● INSTRUCTIONS FOR THE TASK
Each entry below is to be written out exactly, and the pictures are to be left out.

--- PROVIDED DATA ---

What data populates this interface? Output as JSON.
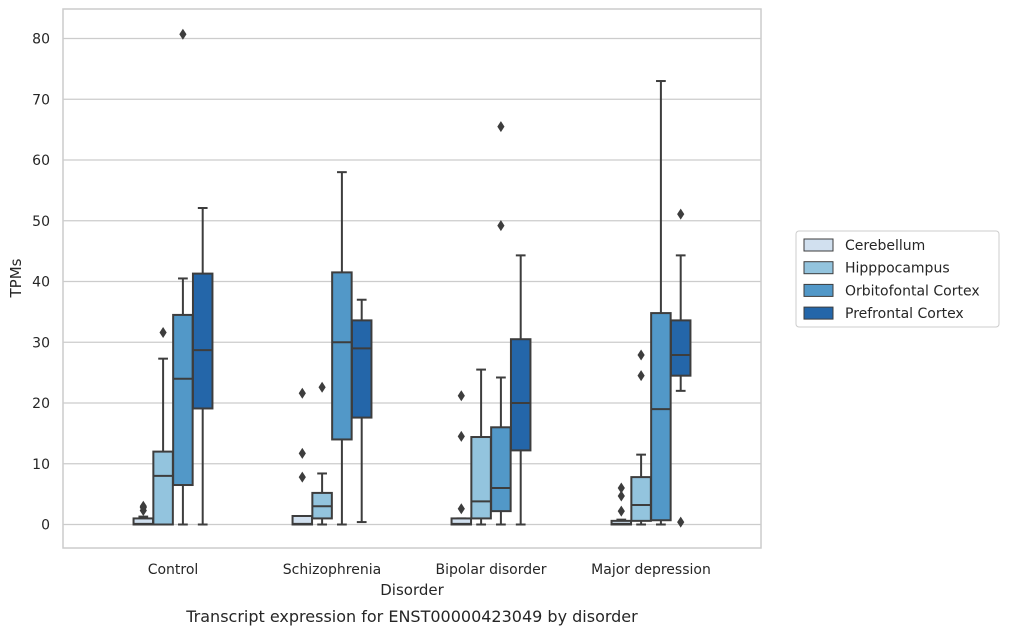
{
  "caption": "Transcript expression for ENST00000423049 by disorder",
  "chart_data": {
    "type": "box",
    "xlabel": "Disorder",
    "ylabel": "TPMs",
    "ylim": [
      -4,
      85
    ],
    "yticks": [
      0,
      10,
      20,
      30,
      40,
      50,
      60,
      70,
      80
    ],
    "grid": "horizontal",
    "legend_position": "right",
    "categories": [
      "Control",
      "Schizophrenia",
      "Bipolar disorder",
      "Major depression"
    ],
    "series": [
      {
        "name": "Cerebellum",
        "color": "#d1e0ef",
        "boxes": [
          {
            "q1": 0,
            "median": 0.1,
            "q3": 1.0,
            "whislo": 0,
            "whishi": 1.3,
            "fliers": [
              2.3,
              2.8,
              3.0
            ]
          },
          {
            "q1": 0,
            "median": 0.1,
            "q3": 1.4,
            "whislo": 0,
            "whishi": 1.4,
            "fliers": [
              7.8,
              11.7,
              21.6
            ]
          },
          {
            "q1": 0,
            "median": 0.1,
            "q3": 1.0,
            "whislo": 0,
            "whishi": 1.0,
            "fliers": [
              2.6,
              14.5,
              21.2
            ]
          },
          {
            "q1": 0,
            "median": 0.1,
            "q3": 0.6,
            "whislo": 0,
            "whishi": 0.8,
            "fliers": [
              2.2,
              4.7,
              6.0
            ]
          }
        ]
      },
      {
        "name": "Hipppocampus",
        "color": "#93c4de",
        "boxes": [
          {
            "q1": 0,
            "median": 8.0,
            "q3": 12.0,
            "whislo": 0,
            "whishi": 27.3,
            "fliers": [
              31.6
            ]
          },
          {
            "q1": 1.0,
            "median": 3.0,
            "q3": 5.2,
            "whislo": 0,
            "whishi": 8.4,
            "fliers": [
              22.6
            ]
          },
          {
            "q1": 1.0,
            "median": 3.8,
            "q3": 14.4,
            "whislo": 0,
            "whishi": 25.5,
            "fliers": []
          },
          {
            "q1": 0.6,
            "median": 3.2,
            "q3": 7.8,
            "whislo": 0,
            "whishi": 11.5,
            "fliers": [
              24.5,
              27.9
            ]
          }
        ]
      },
      {
        "name": "Orbitofontal Cortex",
        "color": "#5298c8",
        "boxes": [
          {
            "q1": 6.5,
            "median": 24.0,
            "q3": 34.5,
            "whislo": 0,
            "whishi": 40.5,
            "fliers": [
              80.7
            ]
          },
          {
            "q1": 14.0,
            "median": 30.0,
            "q3": 41.5,
            "whislo": 0,
            "whishi": 58.0,
            "fliers": []
          },
          {
            "q1": 2.2,
            "median": 6.0,
            "q3": 16.0,
            "whislo": 0,
            "whishi": 24.2,
            "fliers": [
              49.2,
              65.5
            ]
          },
          {
            "q1": 0.7,
            "median": 19.0,
            "q3": 34.8,
            "whislo": 0,
            "whishi": 73.0,
            "fliers": []
          }
        ]
      },
      {
        "name": "Prefrontal Cortex",
        "color": "#2466a9",
        "boxes": [
          {
            "q1": 19.1,
            "median": 28.7,
            "q3": 41.3,
            "whislo": 0,
            "whishi": 52.1,
            "fliers": []
          },
          {
            "q1": 17.6,
            "median": 29.0,
            "q3": 33.6,
            "whislo": 0.4,
            "whishi": 37.0,
            "fliers": []
          },
          {
            "q1": 12.2,
            "median": 20.0,
            "q3": 30.5,
            "whislo": 0,
            "whishi": 44.3,
            "fliers": []
          },
          {
            "q1": 24.5,
            "median": 27.9,
            "q3": 33.6,
            "whislo": 22.0,
            "whishi": 44.3,
            "fliers": [
              0.4,
              51.1
            ]
          }
        ]
      }
    ]
  }
}
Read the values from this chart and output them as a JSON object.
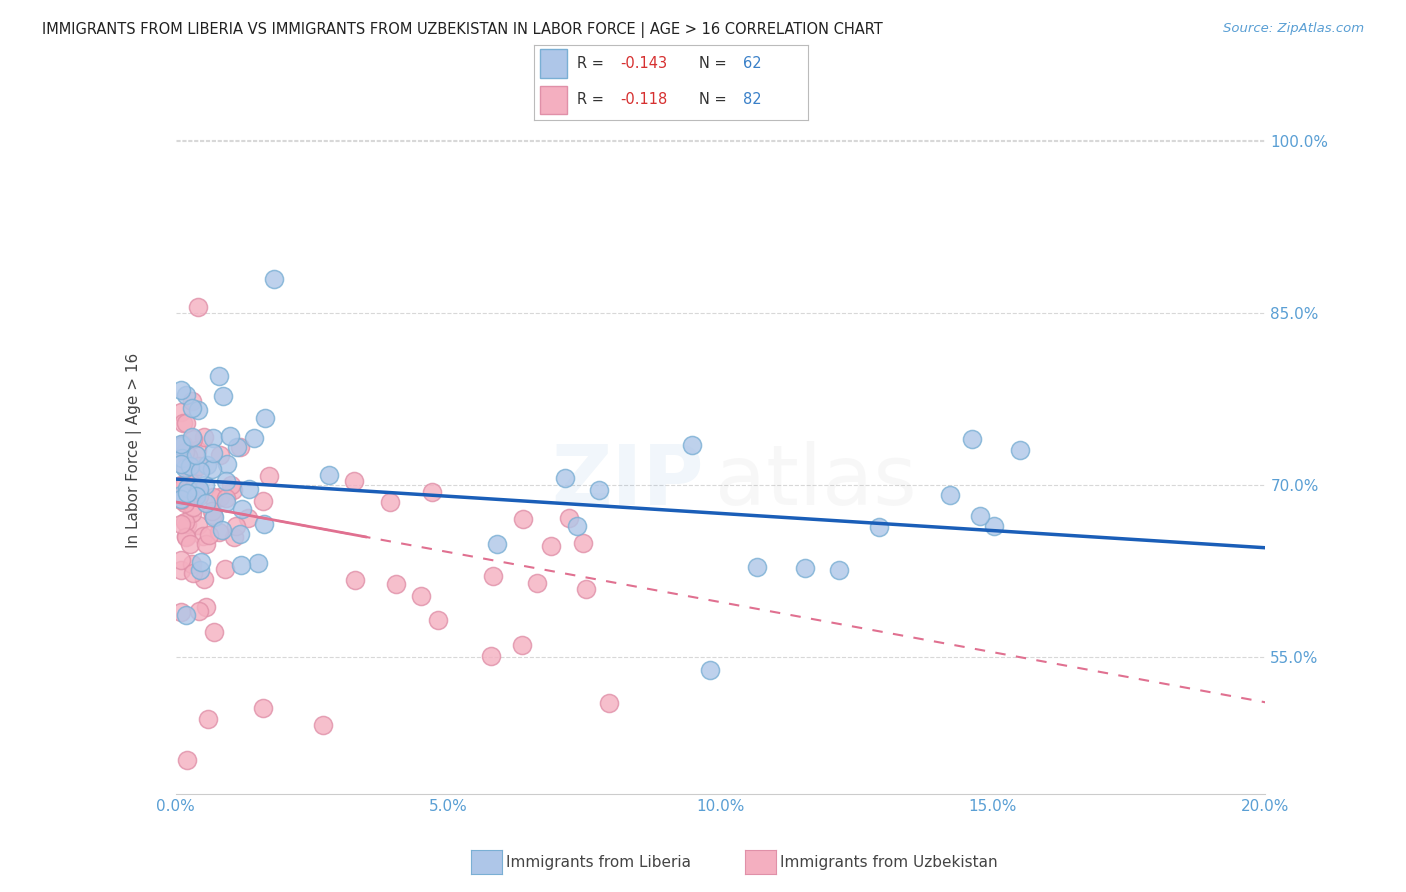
{
  "title": "IMMIGRANTS FROM LIBERIA VS IMMIGRANTS FROM UZBEKISTAN IN LABOR FORCE | AGE > 16 CORRELATION CHART",
  "source": "Source: ZipAtlas.com",
  "ylabel": "In Labor Force | Age > 16",
  "xlim": [
    0.0,
    0.2
  ],
  "ylim": [
    0.43,
    1.03
  ],
  "xtick_labels": [
    "0.0%",
    "5.0%",
    "10.0%",
    "15.0%",
    "20.0%"
  ],
  "xtick_vals": [
    0.0,
    0.05,
    0.1,
    0.15,
    0.2
  ],
  "ytick_labels": [
    "55.0%",
    "70.0%",
    "85.0%",
    "100.0%"
  ],
  "ytick_vals": [
    0.55,
    0.7,
    0.85,
    1.0
  ],
  "color_liberia_fill": "#aec6e8",
  "color_liberia_edge": "#7aafd4",
  "color_uzbekistan_fill": "#f4afc0",
  "color_uzbekistan_edge": "#e090a8",
  "color_line_liberia": "#1a5eb8",
  "color_line_uzbekistan": "#e07090",
  "color_axis_ticks": "#5a9fd4",
  "color_title": "#222222",
  "color_source": "#5a9fd4",
  "color_grid": "#d8d8d8",
  "lib_line_y0": 0.705,
  "lib_line_y1": 0.645,
  "uzb_line_y0": 0.685,
  "uzb_line_y1": 0.51,
  "background_color": "#ffffff"
}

---

● COMPLETE RESPONSE
What data populates this interface? Output as JSON.
{
  "caption": "Transcript expression for ENST00000423049 by disorder",
  "chart_data": {
    "type": "box",
    "xlabel": "Disorder",
    "ylabel": "TPMs",
    "ylim": [
      -4,
      85
    ],
    "yticks": [
      0,
      10,
      20,
      30,
      40,
      50,
      60,
      70,
      80
    ],
    "grid": "horizontal",
    "legend_position": "right",
    "categories": [
      "Control",
      "Schizophrenia",
      "Bipolar disorder",
      "Major depression"
    ],
    "series": [
      {
        "name": "Cerebellum",
        "color": "#d1e0ef",
        "boxes": [
          {
            "q1": 0,
            "median": 0.1,
            "q3": 1.0,
            "whislo": 0,
            "whishi": 1.3,
            "fliers": [
              2.3,
              2.8,
              3.0
            ]
          },
          {
            "q1": 0,
            "median": 0.1,
            "q3": 1.4,
            "whislo": 0,
            "whishi": 1.4,
            "fliers": [
              7.8,
              11.7,
              21.6
            ]
          },
          {
            "q1": 0,
            "median": 0.1,
            "q3": 1.0,
            "whislo": 0,
            "whishi": 1.0,
            "fliers": [
              2.6,
              14.5,
              21.2
            ]
          },
          {
            "q1": 0,
            "median": 0.1,
            "q3": 0.6,
            "whislo": 0,
            "whishi": 0.8,
            "fliers": [
              2.2,
              4.7,
              6.0
            ]
          }
        ]
      },
      {
        "name": "Hipppocampus",
        "color": "#93c4de",
        "boxes": [
          {
            "q1": 0,
            "median": 8.0,
            "q3": 12.0,
            "whislo": 0,
            "whishi": 27.3,
            "fliers": [
              31.6
            ]
          },
          {
            "q1": 1.0,
            "median": 3.0,
            "q3": 5.2,
            "whislo": 0,
            "whishi": 8.4,
            "fliers": [
              22.6
            ]
          },
          {
            "q1": 1.0,
            "median": 3.8,
            "q3": 14.4,
            "whislo": 0,
            "whishi": 25.5,
            "fliers": []
          },
          {
            "q1": 0.6,
            "median": 3.2,
            "q3": 7.8,
            "whislo": 0,
            "whishi": 11.5,
            "fliers": [
              24.5,
              27.9
            ]
          }
        ]
      },
      {
        "name": "Orbitofontal Cortex",
        "color": "#5298c8",
        "boxes": [
          {
            "q1": 6.5,
            "median": 24.0,
            "q3": 34.5,
            "whislo": 0,
            "whishi": 40.5,
            "fliers": [
              80.7
            ]
          },
          {
            "q1": 14.0,
            "median": 30.0,
            "q3": 41.5,
            "whislo": 0,
            "whishi": 58.0,
            "fliers": []
          },
          {
            "q1": 2.2,
            "median": 6.0,
            "q3": 16.0,
            "whislo": 0,
            "whishi": 24.2,
            "fliers": [
              49.2,
              65.5
            ]
          },
          {
            "q1": 0.7,
            "median": 19.0,
            "q3": 34.8,
            "whislo": 0,
            "whishi": 73.0,
            "fliers": []
          }
        ]
      },
      {
        "name": "Prefrontal Cortex",
        "color": "#2466a9",
        "boxes": [
          {
            "q1": 19.1,
            "median": 28.7,
            "q3": 41.3,
            "whislo": 0,
            "whishi": 52.1,
            "fliers": []
          },
          {
            "q1": 17.6,
            "median": 29.0,
            "q3": 33.6,
            "whislo": 0.4,
            "whishi": 37.0,
            "fliers": []
          },
          {
            "q1": 12.2,
            "median": 20.0,
            "q3": 30.5,
            "whislo": 0,
            "whishi": 44.3,
            "fliers": []
          },
          {
            "q1": 24.5,
            "median": 27.9,
            "q3": 33.6,
            "whislo": 22.0,
            "whishi": 44.3,
            "fliers": [
              0.4,
              51.1
            ]
          }
        ]
      }
    ]
  }
}
Read the values from this chart and output them as a JSON object.
{
  "title": "IMMIGRANTS FROM LIBERIA VS IMMIGRANTS FROM UZBEKISTAN IN LABOR FORCE | AGE > 16 CORRELATION CHART",
  "source": "Source: ZipAtlas.com",
  "ylabel": "In Labor Force | Age > 16",
  "xlim": [
    0.0,
    0.2
  ],
  "ylim": [
    0.43,
    1.03
  ],
  "xtick_labels": [
    "0.0%",
    "5.0%",
    "10.0%",
    "15.0%",
    "20.0%"
  ],
  "xtick_vals": [
    0.0,
    0.05,
    0.1,
    0.15,
    0.2
  ],
  "ytick_labels": [
    "55.0%",
    "70.0%",
    "85.0%",
    "100.0%"
  ],
  "ytick_vals": [
    0.55,
    0.7,
    0.85,
    1.0
  ],
  "color_liberia_fill": "#aec6e8",
  "color_liberia_edge": "#7aafd4",
  "color_uzbekistan_fill": "#f4afc0",
  "color_uzbekistan_edge": "#e090a8",
  "color_line_liberia": "#1a5eb8",
  "color_line_uzbekistan": "#e07090",
  "color_axis_ticks": "#5a9fd4",
  "color_title": "#222222",
  "color_source": "#5a9fd4",
  "color_grid": "#d8d8d8",
  "lib_line_y0": 0.705,
  "lib_line_y1": 0.645,
  "uzb_line_y0": 0.685,
  "uzb_line_y1": 0.51,
  "background_color": "#ffffff"
}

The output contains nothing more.